[What to work on] Images should be left out, and everything else in the listing reproduced exactly.

[Records shown]
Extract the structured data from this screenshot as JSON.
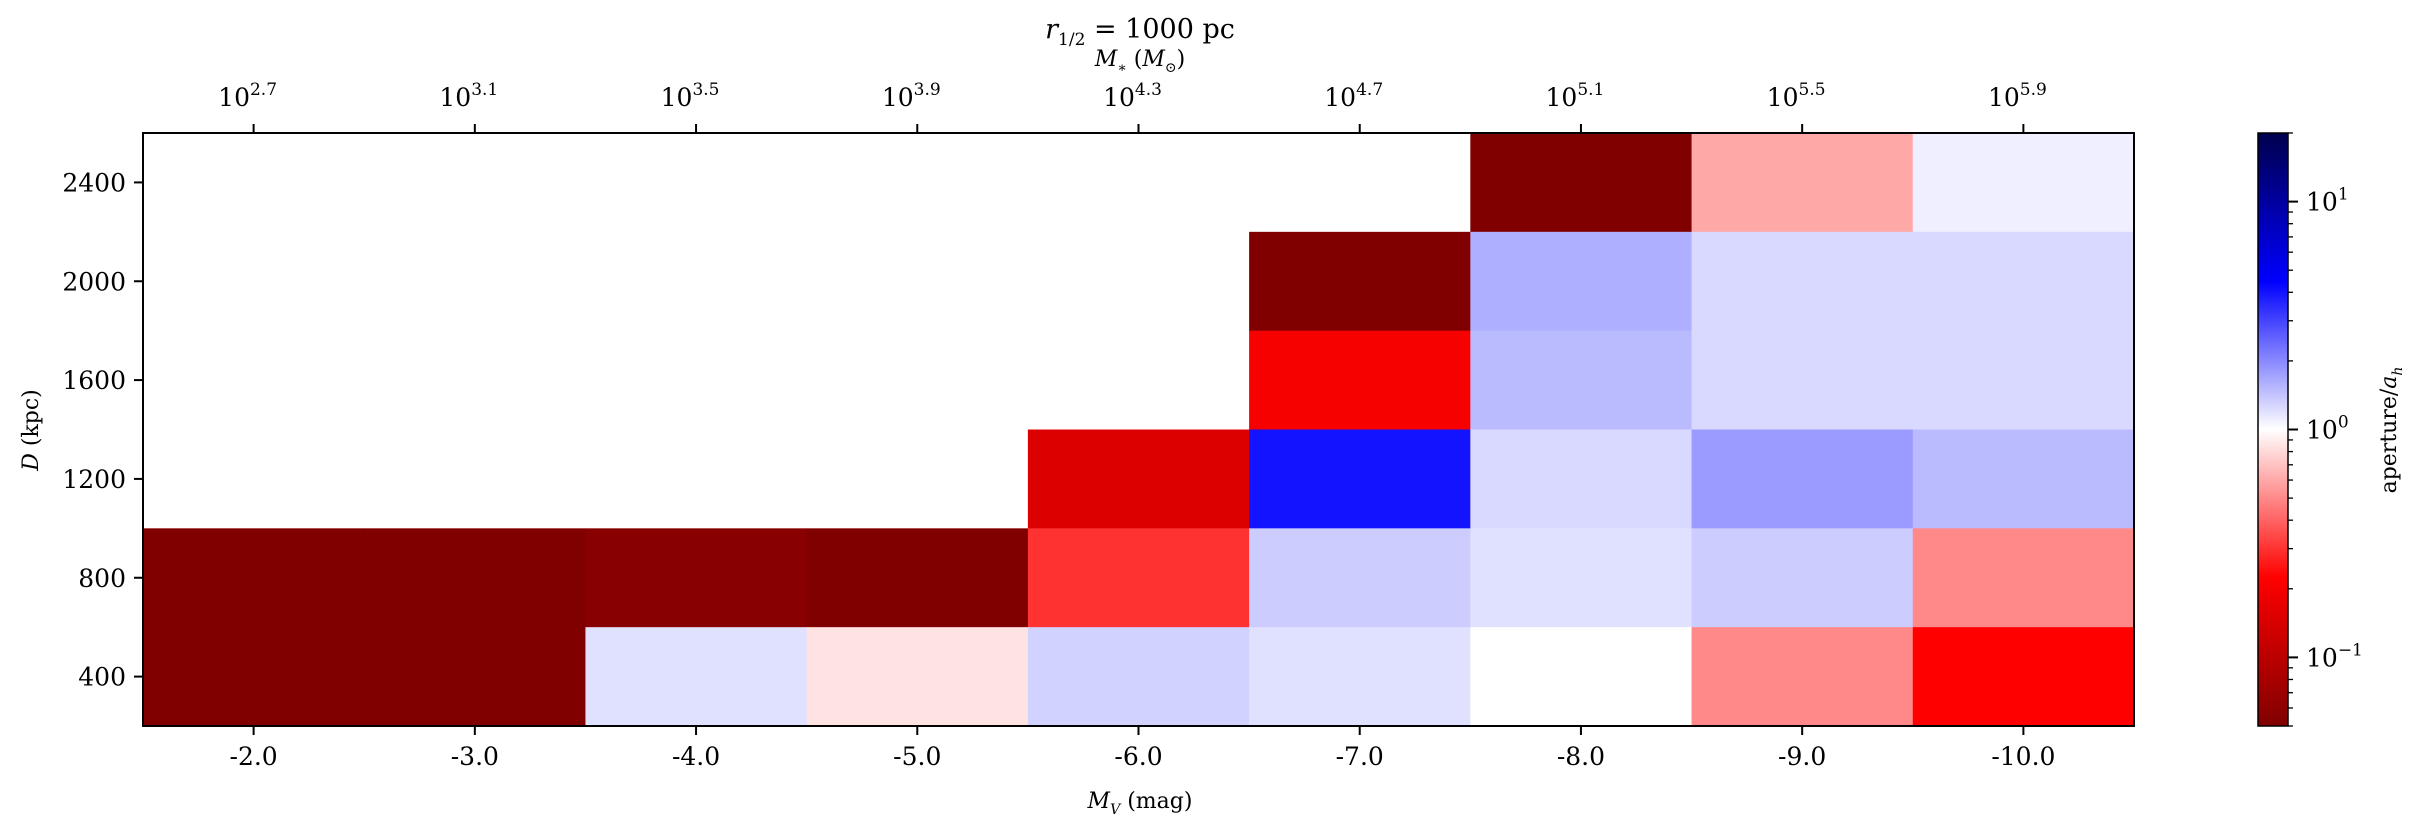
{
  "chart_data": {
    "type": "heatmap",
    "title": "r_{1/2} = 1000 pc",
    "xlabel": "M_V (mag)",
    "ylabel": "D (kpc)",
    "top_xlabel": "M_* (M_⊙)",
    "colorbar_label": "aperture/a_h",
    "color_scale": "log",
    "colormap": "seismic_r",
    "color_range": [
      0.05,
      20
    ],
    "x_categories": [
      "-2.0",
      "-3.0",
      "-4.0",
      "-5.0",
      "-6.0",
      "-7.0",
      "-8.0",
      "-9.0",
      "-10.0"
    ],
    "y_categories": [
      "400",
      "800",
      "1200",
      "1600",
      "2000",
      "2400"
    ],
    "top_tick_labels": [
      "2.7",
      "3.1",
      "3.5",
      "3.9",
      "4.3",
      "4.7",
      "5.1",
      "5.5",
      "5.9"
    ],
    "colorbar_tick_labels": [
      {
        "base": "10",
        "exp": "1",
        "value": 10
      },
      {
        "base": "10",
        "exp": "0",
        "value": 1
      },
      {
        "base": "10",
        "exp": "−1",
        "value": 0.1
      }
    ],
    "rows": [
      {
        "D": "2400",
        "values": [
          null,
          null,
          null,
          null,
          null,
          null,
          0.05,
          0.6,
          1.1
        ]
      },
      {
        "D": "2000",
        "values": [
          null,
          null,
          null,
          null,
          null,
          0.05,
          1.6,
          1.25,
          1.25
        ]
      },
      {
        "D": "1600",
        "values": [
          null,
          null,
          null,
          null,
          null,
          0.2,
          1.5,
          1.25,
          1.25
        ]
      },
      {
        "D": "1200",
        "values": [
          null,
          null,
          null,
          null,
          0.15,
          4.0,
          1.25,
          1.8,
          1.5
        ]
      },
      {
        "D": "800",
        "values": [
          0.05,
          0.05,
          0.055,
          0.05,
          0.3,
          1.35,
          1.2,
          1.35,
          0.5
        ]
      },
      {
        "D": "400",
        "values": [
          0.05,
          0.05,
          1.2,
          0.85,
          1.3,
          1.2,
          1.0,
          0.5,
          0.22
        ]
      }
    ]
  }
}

[Correct output]
Extract the structured data from this screenshot as JSON.
{
  "chart_data": {
    "type": "heatmap",
    "title": "r_{1/2} = 1000 pc",
    "xlabel": "M_V (mag)",
    "ylabel": "D (kpc)",
    "top_xlabel": "M_* (M_⊙)",
    "colorbar_label": "aperture/a_h",
    "color_scale": "log",
    "colormap": "seismic_r",
    "color_range": [
      0.05,
      20
    ],
    "x_categories": [
      "-2.0",
      "-3.0",
      "-4.0",
      "-5.0",
      "-6.0",
      "-7.0",
      "-8.0",
      "-9.0",
      "-10.0"
    ],
    "y_categories": [
      "400",
      "800",
      "1200",
      "1600",
      "2000",
      "2400"
    ],
    "top_tick_labels": [
      "2.7",
      "3.1",
      "3.5",
      "3.9",
      "4.3",
      "4.7",
      "5.1",
      "5.5",
      "5.9"
    ],
    "colorbar_tick_labels": [
      {
        "base": "10",
        "exp": "1",
        "value": 10
      },
      {
        "base": "10",
        "exp": "0",
        "value": 1
      },
      {
        "base": "10",
        "exp": "−1",
        "value": 0.1
      }
    ],
    "rows": [
      {
        "D": "2400",
        "values": [
          null,
          null,
          null,
          null,
          null,
          null,
          0.05,
          0.6,
          1.1
        ]
      },
      {
        "D": "2000",
        "values": [
          null,
          null,
          null,
          null,
          null,
          0.05,
          1.6,
          1.25,
          1.25
        ]
      },
      {
        "D": "1600",
        "values": [
          null,
          null,
          null,
          null,
          null,
          0.2,
          1.5,
          1.25,
          1.25
        ]
      },
      {
        "D": "1200",
        "values": [
          null,
          null,
          null,
          null,
          0.15,
          4.0,
          1.25,
          1.8,
          1.5
        ]
      },
      {
        "D": "800",
        "values": [
          0.05,
          0.05,
          0.055,
          0.05,
          0.3,
          1.35,
          1.2,
          1.35,
          0.5
        ]
      },
      {
        "D": "400",
        "values": [
          0.05,
          0.05,
          1.2,
          0.85,
          1.3,
          1.2,
          1.0,
          0.5,
          0.22
        ]
      }
    ]
  }
}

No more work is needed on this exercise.